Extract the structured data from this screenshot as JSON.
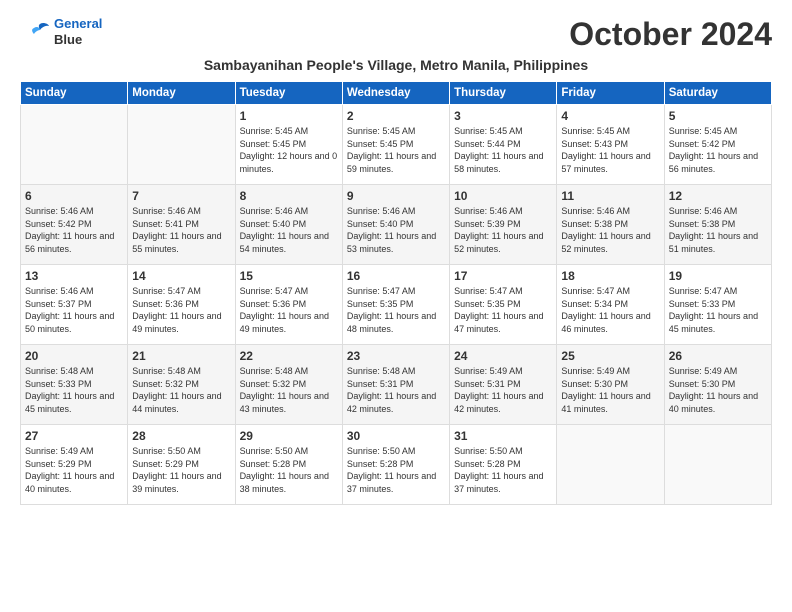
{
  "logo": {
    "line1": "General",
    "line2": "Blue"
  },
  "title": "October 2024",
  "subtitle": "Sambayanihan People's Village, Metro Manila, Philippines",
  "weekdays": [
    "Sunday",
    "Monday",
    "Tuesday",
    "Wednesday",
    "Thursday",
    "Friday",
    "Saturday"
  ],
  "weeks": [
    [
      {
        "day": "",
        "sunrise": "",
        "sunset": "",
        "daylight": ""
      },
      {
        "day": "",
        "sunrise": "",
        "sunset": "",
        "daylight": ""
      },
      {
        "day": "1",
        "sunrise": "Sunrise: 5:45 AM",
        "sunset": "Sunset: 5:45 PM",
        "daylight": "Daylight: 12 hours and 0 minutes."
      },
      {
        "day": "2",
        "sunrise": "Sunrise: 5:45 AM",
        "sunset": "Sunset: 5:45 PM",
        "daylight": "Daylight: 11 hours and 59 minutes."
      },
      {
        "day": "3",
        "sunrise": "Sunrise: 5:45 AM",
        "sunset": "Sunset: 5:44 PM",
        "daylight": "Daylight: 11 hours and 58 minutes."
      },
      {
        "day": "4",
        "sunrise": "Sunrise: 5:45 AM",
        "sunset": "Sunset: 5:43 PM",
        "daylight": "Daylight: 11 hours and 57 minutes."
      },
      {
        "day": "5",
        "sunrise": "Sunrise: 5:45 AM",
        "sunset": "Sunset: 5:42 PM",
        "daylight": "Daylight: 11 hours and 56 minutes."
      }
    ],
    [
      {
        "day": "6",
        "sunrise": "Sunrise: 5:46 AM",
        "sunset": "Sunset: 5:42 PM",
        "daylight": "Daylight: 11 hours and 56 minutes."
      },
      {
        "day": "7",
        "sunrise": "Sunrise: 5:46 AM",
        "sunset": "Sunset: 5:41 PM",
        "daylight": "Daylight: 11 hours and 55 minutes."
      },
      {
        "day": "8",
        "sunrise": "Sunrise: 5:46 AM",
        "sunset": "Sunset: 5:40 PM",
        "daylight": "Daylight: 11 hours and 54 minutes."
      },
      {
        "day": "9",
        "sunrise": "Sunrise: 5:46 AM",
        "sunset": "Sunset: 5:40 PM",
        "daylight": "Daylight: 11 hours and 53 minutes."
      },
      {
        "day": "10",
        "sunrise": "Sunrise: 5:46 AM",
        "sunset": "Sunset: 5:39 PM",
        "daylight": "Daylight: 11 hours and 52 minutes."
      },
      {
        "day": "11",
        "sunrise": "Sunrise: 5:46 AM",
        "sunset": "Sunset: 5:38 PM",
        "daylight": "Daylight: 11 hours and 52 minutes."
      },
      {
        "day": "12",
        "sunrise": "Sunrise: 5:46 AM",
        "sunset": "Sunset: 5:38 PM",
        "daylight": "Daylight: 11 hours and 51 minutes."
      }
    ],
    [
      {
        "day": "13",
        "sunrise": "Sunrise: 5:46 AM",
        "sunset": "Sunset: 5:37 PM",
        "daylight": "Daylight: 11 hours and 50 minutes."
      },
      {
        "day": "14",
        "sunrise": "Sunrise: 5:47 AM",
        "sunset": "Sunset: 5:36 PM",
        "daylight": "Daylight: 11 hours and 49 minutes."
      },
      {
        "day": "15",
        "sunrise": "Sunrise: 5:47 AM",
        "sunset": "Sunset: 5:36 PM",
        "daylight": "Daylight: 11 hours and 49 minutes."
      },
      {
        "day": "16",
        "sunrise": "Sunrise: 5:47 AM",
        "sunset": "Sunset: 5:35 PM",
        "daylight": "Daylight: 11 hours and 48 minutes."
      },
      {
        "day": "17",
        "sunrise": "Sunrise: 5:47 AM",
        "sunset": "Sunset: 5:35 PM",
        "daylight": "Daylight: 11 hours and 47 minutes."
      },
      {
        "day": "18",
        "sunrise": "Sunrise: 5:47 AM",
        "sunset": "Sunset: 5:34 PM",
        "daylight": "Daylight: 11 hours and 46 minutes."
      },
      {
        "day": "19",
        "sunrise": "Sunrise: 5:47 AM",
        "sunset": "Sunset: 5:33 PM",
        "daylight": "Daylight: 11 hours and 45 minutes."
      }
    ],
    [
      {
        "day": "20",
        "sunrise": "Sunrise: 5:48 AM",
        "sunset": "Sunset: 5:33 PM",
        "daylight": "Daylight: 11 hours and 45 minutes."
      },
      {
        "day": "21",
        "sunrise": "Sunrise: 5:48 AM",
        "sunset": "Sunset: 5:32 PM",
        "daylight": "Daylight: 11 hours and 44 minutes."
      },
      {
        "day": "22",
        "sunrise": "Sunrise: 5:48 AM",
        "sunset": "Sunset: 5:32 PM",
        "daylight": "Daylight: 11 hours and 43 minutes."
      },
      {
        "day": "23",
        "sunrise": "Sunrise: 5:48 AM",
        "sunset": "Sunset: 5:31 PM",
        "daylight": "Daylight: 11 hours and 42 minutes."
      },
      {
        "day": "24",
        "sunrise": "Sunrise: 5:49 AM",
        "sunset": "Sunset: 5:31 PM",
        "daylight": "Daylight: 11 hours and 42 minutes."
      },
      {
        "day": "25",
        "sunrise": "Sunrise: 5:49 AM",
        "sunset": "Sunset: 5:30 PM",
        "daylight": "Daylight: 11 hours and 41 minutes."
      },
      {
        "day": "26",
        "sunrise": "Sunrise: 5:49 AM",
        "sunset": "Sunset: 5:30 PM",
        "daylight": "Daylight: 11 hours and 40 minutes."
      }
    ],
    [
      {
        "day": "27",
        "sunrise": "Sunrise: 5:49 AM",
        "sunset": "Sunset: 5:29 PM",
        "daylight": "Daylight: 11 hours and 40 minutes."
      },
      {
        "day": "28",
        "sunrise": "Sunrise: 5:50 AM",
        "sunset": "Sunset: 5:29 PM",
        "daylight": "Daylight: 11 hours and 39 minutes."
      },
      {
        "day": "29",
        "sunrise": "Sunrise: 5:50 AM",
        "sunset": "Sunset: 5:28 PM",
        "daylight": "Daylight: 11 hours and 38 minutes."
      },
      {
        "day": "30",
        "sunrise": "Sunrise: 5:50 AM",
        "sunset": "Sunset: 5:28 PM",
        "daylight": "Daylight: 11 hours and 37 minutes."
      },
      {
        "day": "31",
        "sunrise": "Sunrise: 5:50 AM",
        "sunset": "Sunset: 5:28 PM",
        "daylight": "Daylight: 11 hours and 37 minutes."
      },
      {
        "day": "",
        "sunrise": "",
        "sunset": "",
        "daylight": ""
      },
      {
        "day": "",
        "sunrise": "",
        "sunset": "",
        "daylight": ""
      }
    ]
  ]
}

· · · ·

• Problem statement: All of the records above must be copied exactly, except for the pictures.

• Solved exercise:
Extract the structured data from this screenshot as JSON.
{
  "logo": {
    "line1": "General",
    "line2": "Blue"
  },
  "title": "October 2024",
  "subtitle": "Sambayanihan People's Village, Metro Manila, Philippines",
  "weekdays": [
    "Sunday",
    "Monday",
    "Tuesday",
    "Wednesday",
    "Thursday",
    "Friday",
    "Saturday"
  ],
  "weeks": [
    [
      {
        "day": "",
        "sunrise": "",
        "sunset": "",
        "daylight": ""
      },
      {
        "day": "",
        "sunrise": "",
        "sunset": "",
        "daylight": ""
      },
      {
        "day": "1",
        "sunrise": "Sunrise: 5:45 AM",
        "sunset": "Sunset: 5:45 PM",
        "daylight": "Daylight: 12 hours and 0 minutes."
      },
      {
        "day": "2",
        "sunrise": "Sunrise: 5:45 AM",
        "sunset": "Sunset: 5:45 PM",
        "daylight": "Daylight: 11 hours and 59 minutes."
      },
      {
        "day": "3",
        "sunrise": "Sunrise: 5:45 AM",
        "sunset": "Sunset: 5:44 PM",
        "daylight": "Daylight: 11 hours and 58 minutes."
      },
      {
        "day": "4",
        "sunrise": "Sunrise: 5:45 AM",
        "sunset": "Sunset: 5:43 PM",
        "daylight": "Daylight: 11 hours and 57 minutes."
      },
      {
        "day": "5",
        "sunrise": "Sunrise: 5:45 AM",
        "sunset": "Sunset: 5:42 PM",
        "daylight": "Daylight: 11 hours and 56 minutes."
      }
    ],
    [
      {
        "day": "6",
        "sunrise": "Sunrise: 5:46 AM",
        "sunset": "Sunset: 5:42 PM",
        "daylight": "Daylight: 11 hours and 56 minutes."
      },
      {
        "day": "7",
        "sunrise": "Sunrise: 5:46 AM",
        "sunset": "Sunset: 5:41 PM",
        "daylight": "Daylight: 11 hours and 55 minutes."
      },
      {
        "day": "8",
        "sunrise": "Sunrise: 5:46 AM",
        "sunset": "Sunset: 5:40 PM",
        "daylight": "Daylight: 11 hours and 54 minutes."
      },
      {
        "day": "9",
        "sunrise": "Sunrise: 5:46 AM",
        "sunset": "Sunset: 5:40 PM",
        "daylight": "Daylight: 11 hours and 53 minutes."
      },
      {
        "day": "10",
        "sunrise": "Sunrise: 5:46 AM",
        "sunset": "Sunset: 5:39 PM",
        "daylight": "Daylight: 11 hours and 52 minutes."
      },
      {
        "day": "11",
        "sunrise": "Sunrise: 5:46 AM",
        "sunset": "Sunset: 5:38 PM",
        "daylight": "Daylight: 11 hours and 52 minutes."
      },
      {
        "day": "12",
        "sunrise": "Sunrise: 5:46 AM",
        "sunset": "Sunset: 5:38 PM",
        "daylight": "Daylight: 11 hours and 51 minutes."
      }
    ],
    [
      {
        "day": "13",
        "sunrise": "Sunrise: 5:46 AM",
        "sunset": "Sunset: 5:37 PM",
        "daylight": "Daylight: 11 hours and 50 minutes."
      },
      {
        "day": "14",
        "sunrise": "Sunrise: 5:47 AM",
        "sunset": "Sunset: 5:36 PM",
        "daylight": "Daylight: 11 hours and 49 minutes."
      },
      {
        "day": "15",
        "sunrise": "Sunrise: 5:47 AM",
        "sunset": "Sunset: 5:36 PM",
        "daylight": "Daylight: 11 hours and 49 minutes."
      },
      {
        "day": "16",
        "sunrise": "Sunrise: 5:47 AM",
        "sunset": "Sunset: 5:35 PM",
        "daylight": "Daylight: 11 hours and 48 minutes."
      },
      {
        "day": "17",
        "sunrise": "Sunrise: 5:47 AM",
        "sunset": "Sunset: 5:35 PM",
        "daylight": "Daylight: 11 hours and 47 minutes."
      },
      {
        "day": "18",
        "sunrise": "Sunrise: 5:47 AM",
        "sunset": "Sunset: 5:34 PM",
        "daylight": "Daylight: 11 hours and 46 minutes."
      },
      {
        "day": "19",
        "sunrise": "Sunrise: 5:47 AM",
        "sunset": "Sunset: 5:33 PM",
        "daylight": "Daylight: 11 hours and 45 minutes."
      }
    ],
    [
      {
        "day": "20",
        "sunrise": "Sunrise: 5:48 AM",
        "sunset": "Sunset: 5:33 PM",
        "daylight": "Daylight: 11 hours and 45 minutes."
      },
      {
        "day": "21",
        "sunrise": "Sunrise: 5:48 AM",
        "sunset": "Sunset: 5:32 PM",
        "daylight": "Daylight: 11 hours and 44 minutes."
      },
      {
        "day": "22",
        "sunrise": "Sunrise: 5:48 AM",
        "sunset": "Sunset: 5:32 PM",
        "daylight": "Daylight: 11 hours and 43 minutes."
      },
      {
        "day": "23",
        "sunrise": "Sunrise: 5:48 AM",
        "sunset": "Sunset: 5:31 PM",
        "daylight": "Daylight: 11 hours and 42 minutes."
      },
      {
        "day": "24",
        "sunrise": "Sunrise: 5:49 AM",
        "sunset": "Sunset: 5:31 PM",
        "daylight": "Daylight: 11 hours and 42 minutes."
      },
      {
        "day": "25",
        "sunrise": "Sunrise: 5:49 AM",
        "sunset": "Sunset: 5:30 PM",
        "daylight": "Daylight: 11 hours and 41 minutes."
      },
      {
        "day": "26",
        "sunrise": "Sunrise: 5:49 AM",
        "sunset": "Sunset: 5:30 PM",
        "daylight": "Daylight: 11 hours and 40 minutes."
      }
    ],
    [
      {
        "day": "27",
        "sunrise": "Sunrise: 5:49 AM",
        "sunset": "Sunset: 5:29 PM",
        "daylight": "Daylight: 11 hours and 40 minutes."
      },
      {
        "day": "28",
        "sunrise": "Sunrise: 5:50 AM",
        "sunset": "Sunset: 5:29 PM",
        "daylight": "Daylight: 11 hours and 39 minutes."
      },
      {
        "day": "29",
        "sunrise": "Sunrise: 5:50 AM",
        "sunset": "Sunset: 5:28 PM",
        "daylight": "Daylight: 11 hours and 38 minutes."
      },
      {
        "day": "30",
        "sunrise": "Sunrise: 5:50 AM",
        "sunset": "Sunset: 5:28 PM",
        "daylight": "Daylight: 11 hours and 37 minutes."
      },
      {
        "day": "31",
        "sunrise": "Sunrise: 5:50 AM",
        "sunset": "Sunset: 5:28 PM",
        "daylight": "Daylight: 11 hours and 37 minutes."
      },
      {
        "day": "",
        "sunrise": "",
        "sunset": "",
        "daylight": ""
      },
      {
        "day": "",
        "sunrise": "",
        "sunset": "",
        "daylight": ""
      }
    ]
  ]
}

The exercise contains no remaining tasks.